» OBJECTIVE:
Copy the records below exactly, omitting any pictures they contain.
-- Begin WORKING DATA --
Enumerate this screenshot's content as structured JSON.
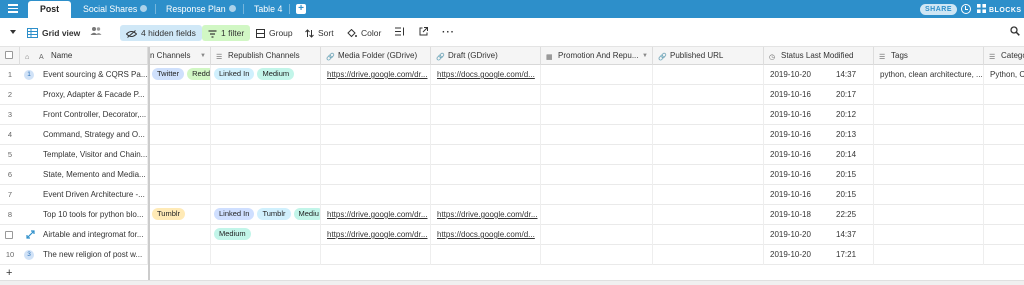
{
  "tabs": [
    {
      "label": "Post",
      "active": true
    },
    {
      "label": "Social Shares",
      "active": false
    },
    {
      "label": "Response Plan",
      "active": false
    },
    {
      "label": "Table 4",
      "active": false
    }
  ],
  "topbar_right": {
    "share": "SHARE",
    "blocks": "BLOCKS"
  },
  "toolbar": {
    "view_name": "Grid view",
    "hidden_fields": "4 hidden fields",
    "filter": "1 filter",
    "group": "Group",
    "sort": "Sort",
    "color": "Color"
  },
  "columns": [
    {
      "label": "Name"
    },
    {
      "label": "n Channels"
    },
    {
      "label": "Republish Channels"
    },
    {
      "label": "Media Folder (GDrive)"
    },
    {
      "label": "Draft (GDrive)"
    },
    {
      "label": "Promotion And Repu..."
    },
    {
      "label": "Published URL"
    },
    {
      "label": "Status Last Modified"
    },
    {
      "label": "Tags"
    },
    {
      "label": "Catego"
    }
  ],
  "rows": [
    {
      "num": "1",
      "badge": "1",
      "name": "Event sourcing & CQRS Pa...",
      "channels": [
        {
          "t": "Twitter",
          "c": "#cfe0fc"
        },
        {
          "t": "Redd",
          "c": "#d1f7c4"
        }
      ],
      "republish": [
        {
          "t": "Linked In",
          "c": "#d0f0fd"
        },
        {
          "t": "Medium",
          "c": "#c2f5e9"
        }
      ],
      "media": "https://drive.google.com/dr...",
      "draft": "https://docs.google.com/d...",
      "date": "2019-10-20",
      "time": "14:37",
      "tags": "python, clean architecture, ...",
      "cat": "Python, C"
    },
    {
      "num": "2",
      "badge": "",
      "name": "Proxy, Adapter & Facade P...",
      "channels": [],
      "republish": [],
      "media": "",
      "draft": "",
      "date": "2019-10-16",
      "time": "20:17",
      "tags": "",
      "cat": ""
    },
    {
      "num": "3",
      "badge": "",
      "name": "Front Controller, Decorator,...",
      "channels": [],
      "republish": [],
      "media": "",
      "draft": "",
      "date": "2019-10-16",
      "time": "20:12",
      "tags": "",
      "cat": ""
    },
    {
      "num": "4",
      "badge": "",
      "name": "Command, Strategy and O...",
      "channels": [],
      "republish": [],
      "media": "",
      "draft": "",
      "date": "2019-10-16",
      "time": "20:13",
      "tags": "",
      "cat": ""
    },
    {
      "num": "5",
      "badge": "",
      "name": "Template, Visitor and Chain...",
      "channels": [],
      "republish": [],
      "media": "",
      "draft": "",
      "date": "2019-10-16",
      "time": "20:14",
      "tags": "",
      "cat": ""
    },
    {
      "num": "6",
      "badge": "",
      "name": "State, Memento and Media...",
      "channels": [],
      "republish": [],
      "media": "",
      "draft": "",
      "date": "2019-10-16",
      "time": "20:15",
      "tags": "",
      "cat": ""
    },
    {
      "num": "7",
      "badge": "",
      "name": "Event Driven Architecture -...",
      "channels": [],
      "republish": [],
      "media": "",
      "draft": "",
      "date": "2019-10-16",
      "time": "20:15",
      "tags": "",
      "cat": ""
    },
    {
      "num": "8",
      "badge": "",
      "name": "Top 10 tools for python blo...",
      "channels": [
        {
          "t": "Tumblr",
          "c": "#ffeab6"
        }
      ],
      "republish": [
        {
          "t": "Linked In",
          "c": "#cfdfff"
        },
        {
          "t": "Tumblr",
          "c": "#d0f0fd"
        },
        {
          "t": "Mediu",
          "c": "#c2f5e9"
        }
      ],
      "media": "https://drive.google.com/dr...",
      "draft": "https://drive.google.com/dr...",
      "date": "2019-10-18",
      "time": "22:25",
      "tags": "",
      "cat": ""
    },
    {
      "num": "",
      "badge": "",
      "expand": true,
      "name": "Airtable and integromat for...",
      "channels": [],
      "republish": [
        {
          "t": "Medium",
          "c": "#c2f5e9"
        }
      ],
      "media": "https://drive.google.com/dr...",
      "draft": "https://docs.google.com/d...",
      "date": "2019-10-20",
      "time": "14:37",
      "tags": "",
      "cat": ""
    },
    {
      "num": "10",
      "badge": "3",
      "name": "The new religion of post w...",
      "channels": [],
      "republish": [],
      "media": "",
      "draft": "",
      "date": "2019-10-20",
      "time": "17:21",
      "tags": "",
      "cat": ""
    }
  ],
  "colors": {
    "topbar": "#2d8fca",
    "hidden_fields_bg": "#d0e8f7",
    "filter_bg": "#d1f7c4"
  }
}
-- End WORKING DATA --
» RESPONSE TO THIS EXERCISE:
Enumerate this screenshot's content as structured JSON.
{
  "tabs": [
    {
      "label": "Post",
      "active": true
    },
    {
      "label": "Social Shares",
      "active": false
    },
    {
      "label": "Response Plan",
      "active": false
    },
    {
      "label": "Table 4",
      "active": false
    }
  ],
  "topbar_right": {
    "share": "SHARE",
    "blocks": "BLOCKS"
  },
  "toolbar": {
    "view_name": "Grid view",
    "hidden_fields": "4 hidden fields",
    "filter": "1 filter",
    "group": "Group",
    "sort": "Sort",
    "color": "Color"
  },
  "columns": [
    {
      "label": "Name"
    },
    {
      "label": "n Channels"
    },
    {
      "label": "Republish Channels"
    },
    {
      "label": "Media Folder (GDrive)"
    },
    {
      "label": "Draft (GDrive)"
    },
    {
      "label": "Promotion And Repu..."
    },
    {
      "label": "Published URL"
    },
    {
      "label": "Status Last Modified"
    },
    {
      "label": "Tags"
    },
    {
      "label": "Catego"
    }
  ],
  "rows": [
    {
      "num": "1",
      "badge": "1",
      "name": "Event sourcing & CQRS Pa...",
      "channels": [
        {
          "t": "Twitter",
          "c": "#cfe0fc"
        },
        {
          "t": "Redd",
          "c": "#d1f7c4"
        }
      ],
      "republish": [
        {
          "t": "Linked In",
          "c": "#d0f0fd"
        },
        {
          "t": "Medium",
          "c": "#c2f5e9"
        }
      ],
      "media": "https://drive.google.com/dr...",
      "draft": "https://docs.google.com/d...",
      "date": "2019-10-20",
      "time": "14:37",
      "tags": "python, clean architecture, ...",
      "cat": "Python, C"
    },
    {
      "num": "2",
      "badge": "",
      "name": "Proxy, Adapter & Facade P...",
      "channels": [],
      "republish": [],
      "media": "",
      "draft": "",
      "date": "2019-10-16",
      "time": "20:17",
      "tags": "",
      "cat": ""
    },
    {
      "num": "3",
      "badge": "",
      "name": "Front Controller, Decorator,...",
      "channels": [],
      "republish": [],
      "media": "",
      "draft": "",
      "date": "2019-10-16",
      "time": "20:12",
      "tags": "",
      "cat": ""
    },
    {
      "num": "4",
      "badge": "",
      "name": "Command, Strategy and O...",
      "channels": [],
      "republish": [],
      "media": "",
      "draft": "",
      "date": "2019-10-16",
      "time": "20:13",
      "tags": "",
      "cat": ""
    },
    {
      "num": "5",
      "badge": "",
      "name": "Template, Visitor and Chain...",
      "channels": [],
      "republish": [],
      "media": "",
      "draft": "",
      "date": "2019-10-16",
      "time": "20:14",
      "tags": "",
      "cat": ""
    },
    {
      "num": "6",
      "badge": "",
      "name": "State, Memento and Media...",
      "channels": [],
      "republish": [],
      "media": "",
      "draft": "",
      "date": "2019-10-16",
      "time": "20:15",
      "tags": "",
      "cat": ""
    },
    {
      "num": "7",
      "badge": "",
      "name": "Event Driven Architecture -...",
      "channels": [],
      "republish": [],
      "media": "",
      "draft": "",
      "date": "2019-10-16",
      "time": "20:15",
      "tags": "",
      "cat": ""
    },
    {
      "num": "8",
      "badge": "",
      "name": "Top 10 tools for python blo...",
      "channels": [
        {
          "t": "Tumblr",
          "c": "#ffeab6"
        }
      ],
      "republish": [
        {
          "t": "Linked In",
          "c": "#cfdfff"
        },
        {
          "t": "Tumblr",
          "c": "#d0f0fd"
        },
        {
          "t": "Mediu",
          "c": "#c2f5e9"
        }
      ],
      "media": "https://drive.google.com/dr...",
      "draft": "https://drive.google.com/dr...",
      "date": "2019-10-18",
      "time": "22:25",
      "tags": "",
      "cat": ""
    },
    {
      "num": "",
      "badge": "",
      "expand": true,
      "name": "Airtable and integromat for...",
      "channels": [],
      "republish": [
        {
          "t": "Medium",
          "c": "#c2f5e9"
        }
      ],
      "media": "https://drive.google.com/dr...",
      "draft": "https://docs.google.com/d...",
      "date": "2019-10-20",
      "time": "14:37",
      "tags": "",
      "cat": ""
    },
    {
      "num": "10",
      "badge": "3",
      "name": "The new religion of post w...",
      "channels": [],
      "republish": [],
      "media": "",
      "draft": "",
      "date": "2019-10-20",
      "time": "17:21",
      "tags": "",
      "cat": ""
    }
  ],
  "colors": {
    "topbar": "#2d8fca",
    "hidden_fields_bg": "#d0e8f7",
    "filter_bg": "#d1f7c4"
  }
}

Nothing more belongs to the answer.